◆ Entries provided ◆
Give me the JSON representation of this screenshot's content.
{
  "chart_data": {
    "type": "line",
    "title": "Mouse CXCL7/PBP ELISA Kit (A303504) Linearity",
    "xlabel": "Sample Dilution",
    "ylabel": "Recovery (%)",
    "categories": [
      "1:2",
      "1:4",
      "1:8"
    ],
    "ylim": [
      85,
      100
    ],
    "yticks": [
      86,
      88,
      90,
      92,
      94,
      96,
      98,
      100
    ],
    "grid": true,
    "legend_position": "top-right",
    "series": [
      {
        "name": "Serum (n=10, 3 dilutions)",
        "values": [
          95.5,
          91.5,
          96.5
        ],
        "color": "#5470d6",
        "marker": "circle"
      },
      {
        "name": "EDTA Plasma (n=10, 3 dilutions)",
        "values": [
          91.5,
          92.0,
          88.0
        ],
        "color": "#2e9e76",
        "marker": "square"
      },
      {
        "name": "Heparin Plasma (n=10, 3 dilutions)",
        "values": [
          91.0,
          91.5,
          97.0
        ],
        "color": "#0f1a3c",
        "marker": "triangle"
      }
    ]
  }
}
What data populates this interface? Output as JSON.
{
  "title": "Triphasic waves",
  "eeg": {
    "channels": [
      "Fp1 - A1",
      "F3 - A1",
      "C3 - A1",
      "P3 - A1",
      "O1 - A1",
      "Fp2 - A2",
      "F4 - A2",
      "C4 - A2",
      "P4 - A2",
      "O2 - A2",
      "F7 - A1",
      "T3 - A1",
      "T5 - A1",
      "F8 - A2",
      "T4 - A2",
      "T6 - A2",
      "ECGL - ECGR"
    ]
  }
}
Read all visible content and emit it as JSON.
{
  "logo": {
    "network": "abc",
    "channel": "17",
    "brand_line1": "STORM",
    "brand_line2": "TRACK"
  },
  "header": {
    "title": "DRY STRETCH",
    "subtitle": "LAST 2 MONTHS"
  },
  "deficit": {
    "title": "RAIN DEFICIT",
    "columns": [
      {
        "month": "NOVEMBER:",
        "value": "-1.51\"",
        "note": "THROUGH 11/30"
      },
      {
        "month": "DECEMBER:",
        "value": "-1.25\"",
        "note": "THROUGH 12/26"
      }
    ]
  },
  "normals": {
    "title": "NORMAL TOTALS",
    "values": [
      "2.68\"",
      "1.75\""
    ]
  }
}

◆ Short task ◆
Some lines of the records may hold the word "JSON". How many do? Answer with a number and nothing else.

◆ Task result ◆
3